> _TASK INSTRUCTIONS_: Here is a listing, set out below; repeat its lines from the one with "Parse this screenshot: output" to the last, both included, and leave out the pictures.

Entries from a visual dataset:
◆ ◆ ◆ ◆

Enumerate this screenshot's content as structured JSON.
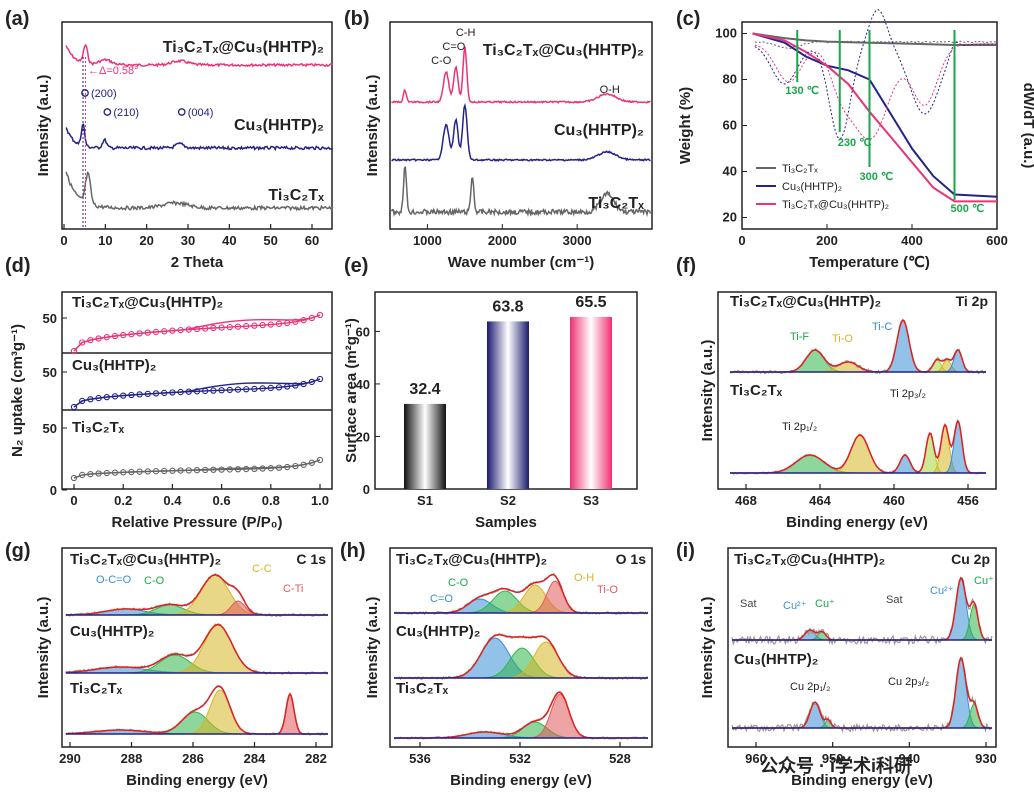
{
  "colors": {
    "composite": "#e8357a",
    "cu": "#23238a",
    "ti": "#666666",
    "green": "#1aa64a",
    "fit": "#e02020",
    "raw": "#999999",
    "pink": "#e8357a"
  },
  "watermark": "公众号 · i学术i科研",
  "panels": {
    "a": {
      "label": "(a)",
      "xlabel": "2 Theta",
      "ylabel": "Intensity (a.u.)",
      "xticks": [
        "0",
        "10",
        "20",
        "30",
        "40",
        "50",
        "60"
      ],
      "series": [
        "Ti₃C₂Tₓ@Cu₃(HHTP)₂",
        "Cu₃(HHTP)₂",
        "Ti₃C₂Tₓ"
      ],
      "annotations": [
        "←Δ=0.58°",
        "(200)",
        "(210)",
        "(004)"
      ]
    },
    "b": {
      "label": "(b)",
      "xlabel": "Wave number (cm⁻¹)",
      "ylabel": "Intensity (a.u.)",
      "xticks": [
        "1000",
        "2000",
        "3000"
      ],
      "series": [
        "Ti₃C₂Tₓ@Cu₃(HHTP)₂",
        "Cu₃(HHTP)₂",
        "Ti₃C₂Tₓ"
      ],
      "annotations": [
        "C-O",
        "C=O",
        "C-H",
        "O-H"
      ]
    },
    "c": {
      "label": "(c)",
      "xlabel": "Temperature (℃)",
      "ylabel": "Weight (%)",
      "ylabel2": "dW/dT (a.u.)",
      "xticks": [
        "0",
        "200",
        "400",
        "600"
      ],
      "yticks": [
        "20",
        "40",
        "60",
        "80",
        "100"
      ],
      "legend": [
        "Ti₃C₂Tₓ",
        "Cu₃(HHTP)₂",
        "Ti₃C₂Tₓ@Cu₃(HHTP)₂"
      ],
      "annotations": [
        "130 ℃",
        "230 ℃",
        "300 ℃",
        "500 ℃"
      ]
    },
    "d": {
      "label": "(d)",
      "xlabel": "Relative Pressure (P/P₀)",
      "ylabel": "N₂ uptake (cm³g⁻¹)",
      "xticks": [
        "0",
        "0.2",
        "0.4",
        "0.6",
        "0.8",
        "1.0"
      ],
      "series": [
        "Ti₃C₂Tₓ@Cu₃(HHTP)₂",
        "Cu₃(HHTP)₂",
        "Ti₃C₂Tₓ"
      ],
      "yticks_a": [
        "50"
      ],
      "yticks_b": [
        "50"
      ],
      "yticks_c": [
        "50",
        "0"
      ]
    },
    "e": {
      "label": "(e)",
      "xlabel": "Samples",
      "ylabel": "Surface area (m²g⁻¹)"
    },
    "f": {
      "label": "(f)",
      "xlabel": "Binding energy (eV)",
      "ylabel": "Intensity (a.u.)",
      "corner": "Ti 2p",
      "xticks": [
        "468",
        "464",
        "460",
        "456"
      ],
      "series": [
        "Ti₃C₂Tₓ@Cu₃(HHTP)₂",
        "Ti₃C₂Tₓ"
      ],
      "annotations": [
        "Ti-F",
        "Ti-O",
        "Ti-C",
        "Ti 2p₁/₂",
        "Ti 2p₃/₂"
      ]
    },
    "g": {
      "label": "(g)",
      "xlabel": "Binding energy (eV)",
      "ylabel": "Intensity (a.u.)",
      "corner": "C 1s",
      "xticks": [
        "290",
        "288",
        "286",
        "284",
        "282"
      ],
      "series": [
        "Ti₃C₂Tₓ@Cu₃(HHTP)₂",
        "Cu₃(HHTP)₂",
        "Ti₃C₂Tₓ"
      ],
      "annotations": [
        "O-C=O",
        "C-O",
        "C-C",
        "C-Ti"
      ]
    },
    "h": {
      "label": "(h)",
      "xlabel": "Binding energy (eV)",
      "ylabel": "Intensity (a.u.)",
      "corner": "O 1s",
      "xticks": [
        "536",
        "532",
        "528"
      ],
      "xticks_minor": [
        "534",
        "530"
      ],
      "series": [
        "Ti₃C₂Tₓ@Cu₃(HHTP)₂",
        "Cu₃(HHTP)₂",
        "Ti₃C₂Tₓ"
      ],
      "annotations": [
        "C-O",
        "C=O",
        "O-H",
        "Ti-O"
      ]
    },
    "i": {
      "label": "(i)",
      "xlabel": "Binding energy (eV)",
      "ylabel": "Intensity (a.u.)",
      "corner": "Cu 2p",
      "xticks": [
        "960",
        "950",
        "940",
        "930"
      ],
      "series": [
        "Ti₃C₂Tₓ@Cu₃(HHTP)₂",
        "Cu₃(HHTP)₂"
      ],
      "annotations": [
        "Sat",
        "Cu²⁺",
        "Cu⁺",
        "Sat",
        "Cu²⁺",
        "Cu⁺",
        "Cu 2p₁/₂",
        "Cu 2p₃/₂"
      ]
    }
  },
  "chart_data": [
    {
      "panel": "e",
      "type": "bar",
      "categories": [
        "S1",
        "S2",
        "S3"
      ],
      "values": [
        32.4,
        63.8,
        65.5
      ],
      "data_labels": [
        "32.4",
        "63.8",
        "65.5"
      ],
      "ylim": [
        0,
        75
      ],
      "yticks": [
        "0",
        "20",
        "40",
        "60"
      ],
      "xlabel": "Samples",
      "ylabel": "Surface area (m²g⁻¹)"
    },
    {
      "panel": "c",
      "type": "line",
      "xlabel": "Temperature (℃)",
      "ylabel": "Weight (%)",
      "xlim": [
        0,
        600
      ],
      "ylim": [
        15,
        105
      ],
      "series": [
        {
          "name": "Ti₃C₂Tₓ",
          "x": [
            25,
            100,
            150,
            200,
            300,
            400,
            500,
            600
          ],
          "y": [
            100,
            98,
            97,
            96.5,
            96,
            95.5,
            95,
            95
          ]
        },
        {
          "name": "Cu₃(HHTP)₂",
          "x": [
            25,
            100,
            150,
            200,
            250,
            300,
            350,
            400,
            450,
            500,
            600
          ],
          "y": [
            100,
            96,
            90,
            86,
            84,
            80,
            65,
            50,
            38,
            30,
            29
          ]
        },
        {
          "name": "Ti₃C₂Tₓ@Cu₃(HHTP)₂",
          "x": [
            25,
            100,
            150,
            200,
            250,
            300,
            350,
            400,
            450,
            500,
            600
          ],
          "y": [
            100,
            97,
            92,
            86,
            78,
            66,
            55,
            44,
            33,
            27,
            27
          ]
        }
      ]
    }
  ]
}
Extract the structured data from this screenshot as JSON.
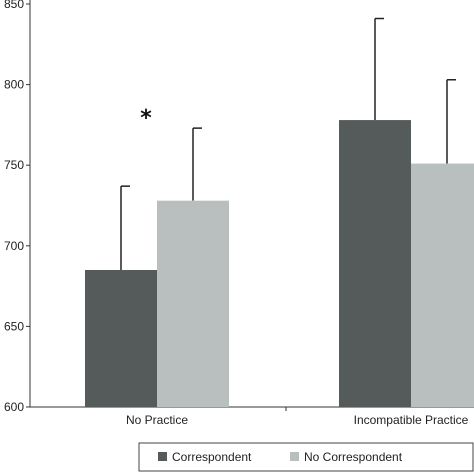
{
  "chart_data": {
    "type": "bar",
    "categories": [
      "No Practice",
      "Incompatible Practice"
    ],
    "series": [
      {
        "name": "Correspondent",
        "values": [
          685,
          778
        ],
        "error_upper": [
          737,
          841
        ],
        "color": "#555b5b"
      },
      {
        "name": "No Correspondent",
        "values": [
          728,
          751
        ],
        "error_upper": [
          773,
          803
        ],
        "color": "#b8bfbe"
      }
    ],
    "title": "",
    "xlabel": "",
    "ylabel": "",
    "ylim": [
      600,
      850
    ],
    "yticks": [
      600,
      650,
      700,
      750,
      800,
      850
    ],
    "grid": false,
    "legend": "bottom",
    "annotations": [
      {
        "text": "*",
        "category": "No Practice"
      }
    ]
  }
}
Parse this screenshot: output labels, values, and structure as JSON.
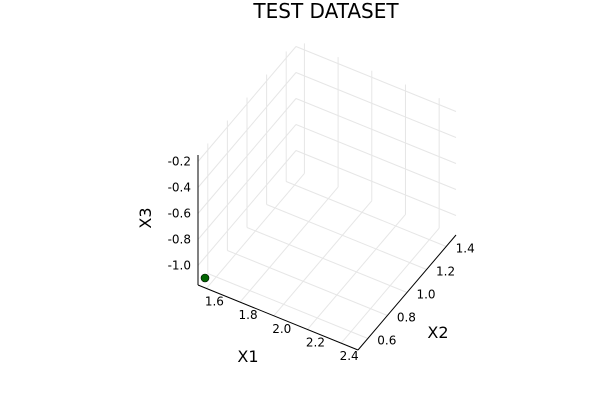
{
  "chart_data": {
    "type": "scatter",
    "title": "TEST DATASET",
    "xlabel": "X1",
    "ylabel": "X2",
    "zlabel": "X3",
    "x_ticks": [
      "1.6",
      "1.8",
      "2.0",
      "2.2",
      "2.4"
    ],
    "y_ticks": [
      "0.6",
      "0.8",
      "1.0",
      "1.2",
      "1.4"
    ],
    "z_ticks": [
      "-0.2",
      "-0.4",
      "-0.6",
      "-0.8",
      "-1.0"
    ],
    "xlim": [
      1.55,
      2.5
    ],
    "ylim": [
      0.5,
      1.5
    ],
    "zlim": [
      -1.15,
      -0.15
    ],
    "grid": true,
    "points": [
      {
        "x": 1.55,
        "y": 0.5,
        "z": -1.15
      }
    ],
    "marker_color": "#006400"
  }
}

◆ ◆ ◆ ◆

> _EXERCISE ANSWER_:
Parse this screenshot: output labels, values, and structure as JSON.
{
  "chart_data": {
    "type": "scatter",
    "title": "TEST DATASET",
    "xlabel": "X1",
    "ylabel": "X2",
    "zlabel": "X3",
    "x_ticks": [
      "1.6",
      "1.8",
      "2.0",
      "2.2",
      "2.4"
    ],
    "y_ticks": [
      "0.6",
      "0.8",
      "1.0",
      "1.2",
      "1.4"
    ],
    "z_ticks": [
      "-0.2",
      "-0.4",
      "-0.6",
      "-0.8",
      "-1.0"
    ],
    "xlim": [
      1.55,
      2.5
    ],
    "ylim": [
      0.5,
      1.5
    ],
    "zlim": [
      -1.15,
      -0.15
    ],
    "grid": true,
    "points": [
      {
        "x": 1.55,
        "y": 0.5,
        "z": -1.15
      }
    ],
    "marker_color": "#006400"
  }
}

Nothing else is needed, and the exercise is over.